▶ [Instruction A]: Reproduce the entries starting with the line that contains "895, 920, 925]" and going on through the line that contains "label: poor access to finance: Poor", with both of those lines included.
▶ [Instruction B]: Pick up the text on overlapping anti-bribery enforcement after its last sentence and carry it on.

▶ [Extract to read]:
Anti-corruption laws are breaking out all over.
In a few days, the U.K. Bribery Act will be a reality. Other countries, prodded by the OECD and U.S., are criminalizing overseas public bribery. Spain, the Netherlands, and the Czech Republic are among them. Russia has a new law, so do India and China. Indonesia wants one. In South America, Brazil joins the club, and others are talking about it.
It’s good news.
But what happens to a company and its executives if they’re prosecuted in three, four, or five jurisdictions for the same bribes? Will the companies pay multiple fines? Will individuals be handed off from one prison to the next?
No one knows how it will work. There’s no international superstructure in place to sort it out. And with big money up for grabs, there’s sure to be enforcement competition.
Earlier this year, we asked Richard Alderman, head of the U.K.’s Serious Fraud Office, about it. Here’s the exchange:
FCPA Blog: When the Bribery Act becomes effective, should global companies fear the prospect of duplicate enforcement actions in both the U.S. and U.K.?

▶ [Supplied material]:
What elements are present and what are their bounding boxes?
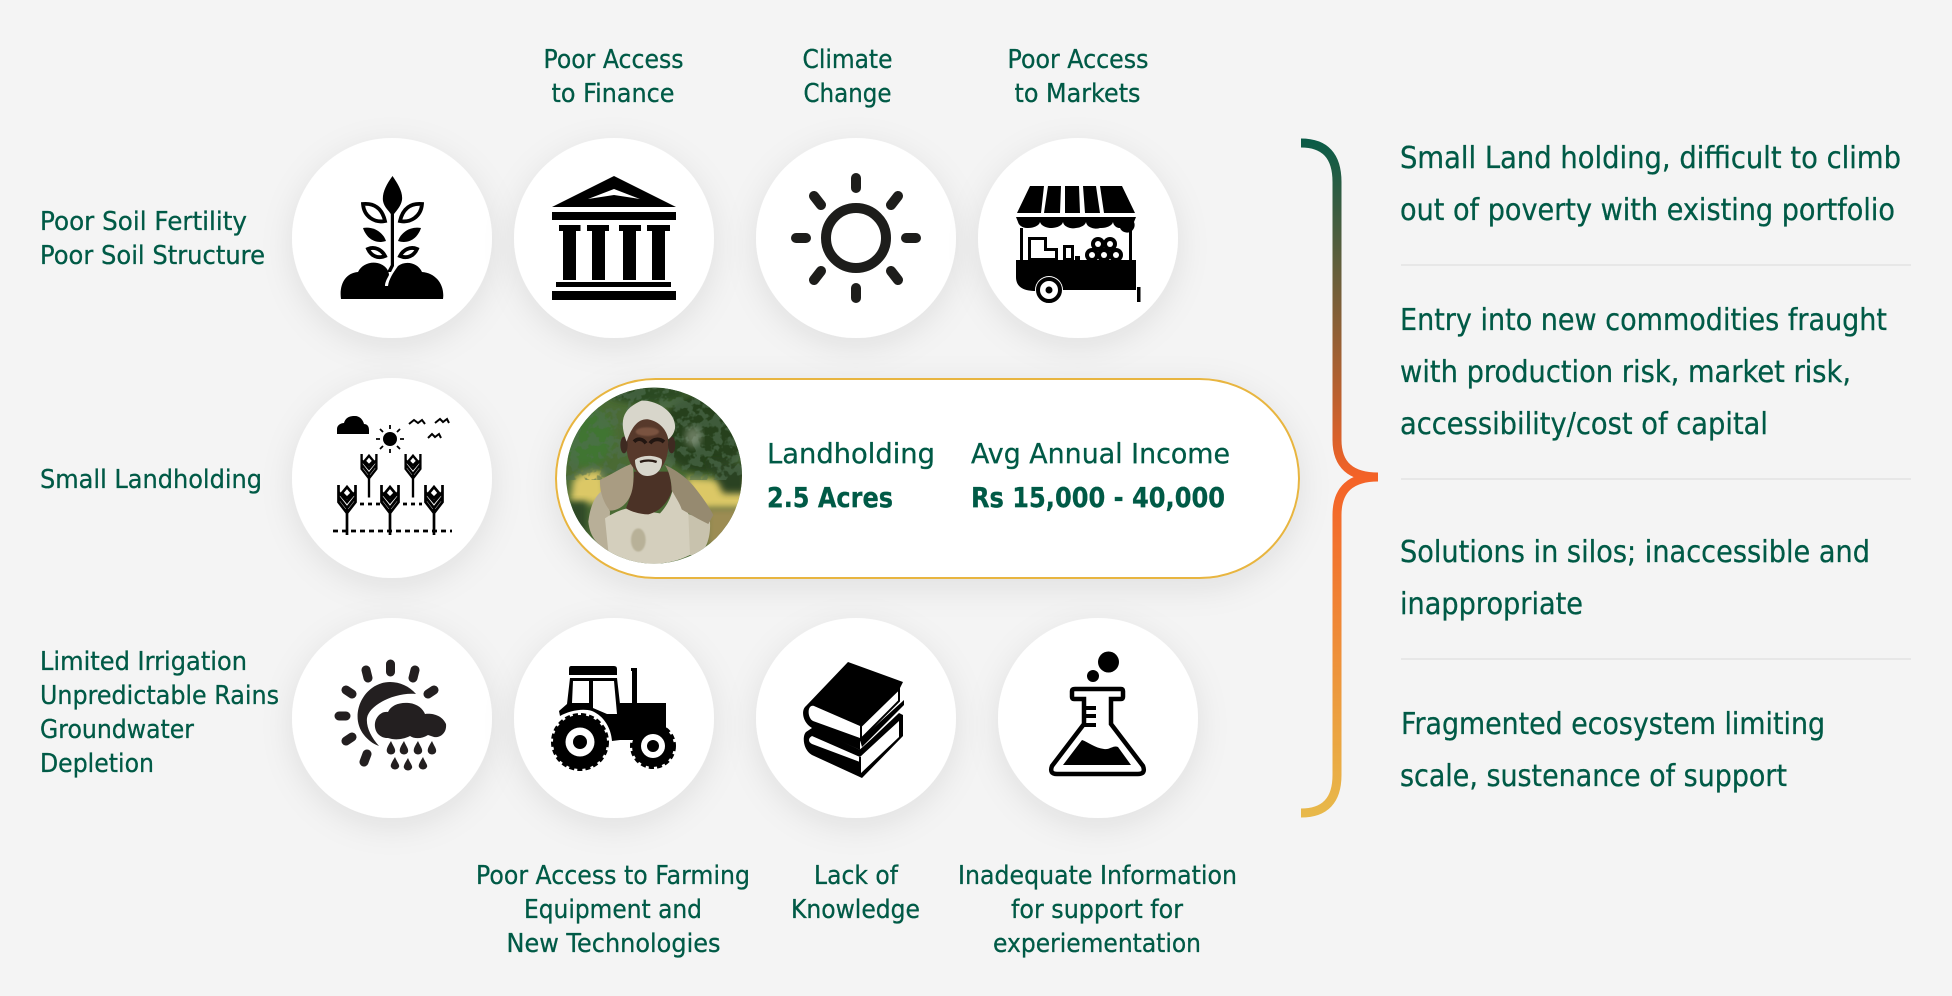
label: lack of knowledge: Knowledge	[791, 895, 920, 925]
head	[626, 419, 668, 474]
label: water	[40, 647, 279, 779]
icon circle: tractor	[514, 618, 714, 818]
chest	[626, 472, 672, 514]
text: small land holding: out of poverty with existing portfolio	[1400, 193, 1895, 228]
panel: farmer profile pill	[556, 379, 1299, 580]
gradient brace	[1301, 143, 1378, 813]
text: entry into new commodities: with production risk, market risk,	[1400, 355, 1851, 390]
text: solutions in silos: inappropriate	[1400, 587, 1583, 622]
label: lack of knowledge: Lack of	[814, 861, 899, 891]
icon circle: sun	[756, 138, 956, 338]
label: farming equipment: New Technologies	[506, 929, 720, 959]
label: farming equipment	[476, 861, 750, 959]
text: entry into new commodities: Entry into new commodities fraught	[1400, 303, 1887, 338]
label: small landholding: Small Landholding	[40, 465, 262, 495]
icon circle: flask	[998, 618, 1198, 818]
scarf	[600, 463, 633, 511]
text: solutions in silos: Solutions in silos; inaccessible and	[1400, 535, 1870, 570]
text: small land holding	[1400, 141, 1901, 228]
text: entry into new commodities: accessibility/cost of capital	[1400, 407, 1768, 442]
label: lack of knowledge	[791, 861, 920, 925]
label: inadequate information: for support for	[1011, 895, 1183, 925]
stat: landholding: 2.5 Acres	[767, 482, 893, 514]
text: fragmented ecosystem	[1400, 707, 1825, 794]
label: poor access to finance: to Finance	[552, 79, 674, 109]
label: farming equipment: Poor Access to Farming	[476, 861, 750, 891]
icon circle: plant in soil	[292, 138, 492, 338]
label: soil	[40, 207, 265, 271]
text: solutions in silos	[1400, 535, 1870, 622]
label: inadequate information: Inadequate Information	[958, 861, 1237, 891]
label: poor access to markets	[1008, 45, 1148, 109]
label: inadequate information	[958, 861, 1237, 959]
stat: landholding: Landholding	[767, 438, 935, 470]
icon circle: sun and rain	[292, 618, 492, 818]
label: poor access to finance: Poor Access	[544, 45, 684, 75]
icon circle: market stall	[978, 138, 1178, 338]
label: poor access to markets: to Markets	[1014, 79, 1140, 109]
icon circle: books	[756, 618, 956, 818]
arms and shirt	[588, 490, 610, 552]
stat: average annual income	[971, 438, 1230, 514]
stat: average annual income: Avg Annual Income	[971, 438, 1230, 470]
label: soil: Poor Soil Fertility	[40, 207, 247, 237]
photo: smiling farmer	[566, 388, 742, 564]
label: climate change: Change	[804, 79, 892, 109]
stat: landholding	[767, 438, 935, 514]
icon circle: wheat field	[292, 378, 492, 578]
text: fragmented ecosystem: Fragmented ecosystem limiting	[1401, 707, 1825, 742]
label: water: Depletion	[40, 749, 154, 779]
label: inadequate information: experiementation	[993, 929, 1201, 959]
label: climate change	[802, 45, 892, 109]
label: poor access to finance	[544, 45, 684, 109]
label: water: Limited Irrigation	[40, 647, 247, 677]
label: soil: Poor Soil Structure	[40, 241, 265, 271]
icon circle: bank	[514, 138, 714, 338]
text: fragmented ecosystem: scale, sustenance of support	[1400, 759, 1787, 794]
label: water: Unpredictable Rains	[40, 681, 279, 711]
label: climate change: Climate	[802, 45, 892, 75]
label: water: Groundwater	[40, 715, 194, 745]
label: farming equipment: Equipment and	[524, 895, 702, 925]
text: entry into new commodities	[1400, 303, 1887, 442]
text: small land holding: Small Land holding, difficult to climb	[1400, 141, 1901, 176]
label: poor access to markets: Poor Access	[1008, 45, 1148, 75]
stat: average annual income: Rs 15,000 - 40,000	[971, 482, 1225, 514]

▶ [Written reply A]:
label: lack of knowledge: Knowledge	[791, 895, 920, 925]
head	[626, 419, 668, 474]
label: water	[40, 647, 279, 779]
icon circle: tractor	[514, 618, 714, 818]
chest	[626, 472, 672, 514]
text: small land holding: out of poverty with existing portfolio	[1400, 193, 1895, 228]
panel: farmer profile pill	[556, 379, 1299, 580]
gradient brace	[1301, 143, 1378, 813]
text: entry into new commodities: with production risk, market risk,	[1400, 355, 1851, 390]
text: solutions in silos: inappropriate	[1400, 587, 1583, 622]
label: lack of knowledge: Lack of	[814, 861, 899, 891]
icon circle: sun	[756, 138, 956, 338]
label: farming equipment: New Technologies	[506, 929, 720, 959]
label: farming equipment	[476, 861, 750, 959]
text: entry into new commodities: Entry into new commodities fraught	[1400, 303, 1887, 338]
label: small landholding: Small Landholding	[40, 465, 262, 495]
icon circle: flask	[998, 618, 1198, 818]
scarf	[600, 463, 633, 511]
text: solutions in silos: Solutions in silos; inaccessible and	[1400, 535, 1870, 570]
text: small land holding	[1400, 141, 1901, 228]
text: entry into new commodities: accessibility/cost of capital	[1400, 407, 1768, 442]
label: lack of knowledge	[791, 861, 920, 925]
label: inadequate information: for support for	[1011, 895, 1183, 925]
stat: landholding: 2.5 Acres	[767, 482, 893, 514]
text: fragmented ecosystem	[1400, 707, 1825, 794]
label: poor access to finance: to Finance	[552, 79, 674, 109]
label: farming equipment: Poor Access to Farming	[476, 861, 750, 891]
icon circle: plant in soil	[292, 138, 492, 338]
label: soil	[40, 207, 265, 271]
text: solutions in silos	[1400, 535, 1870, 622]
label: inadequate information: Inadequate Information	[958, 861, 1237, 891]
label: poor access to markets	[1008, 45, 1148, 109]
label: inadequate information	[958, 861, 1237, 959]
stat: landholding: Landholding	[767, 438, 935, 470]
icon circle: sun and rain	[292, 618, 492, 818]
label: poor access to finance: Poor Access	[544, 45, 684, 75]

▶ [Written reply B]:
Richard Alderman: The SFO works closely with the DOJ and the SEC. We shall discuss how best to proceed. I do not want to see duplicate actions in each jurisdiction. I want the SFO to be able to agree with our U.S. counterparts on a resolution that we can pursue jointly with the corporate.
FCPA Blog: Isn’t the prospect of multiple prosecutions even more disturbing if other countries join the U.S. and U.K. in aggressively pursuing global corruption? Do we need some kind of supra-national enforcement body?
Richard Alderman: It is important that the enforcement authorities liaise closely together so that there can be an overall resolution subject to the decisions of the courts in each jurisdiction. These issues are best left to the authorities in each jurisdiction and the courts.
Good intentions. But as more overseas antibribery laws come on line, will enforcement agencies always cooperate? Or will they sometimes compete?
For starters, the coming uncertainty will make self reporting less attractive. After a voluntary disclosure in Washington, what will happen when prosecutors get a whiff of it in London, Madrid, Prague, Moscow, Beijing, and ten other places?
Yet, with SOX obligations and the new SEC whistleblower rules, can any issuer really make a case against self reporting, even for one-off compliance problems? There are no easy answers.
So, let the chaos begin.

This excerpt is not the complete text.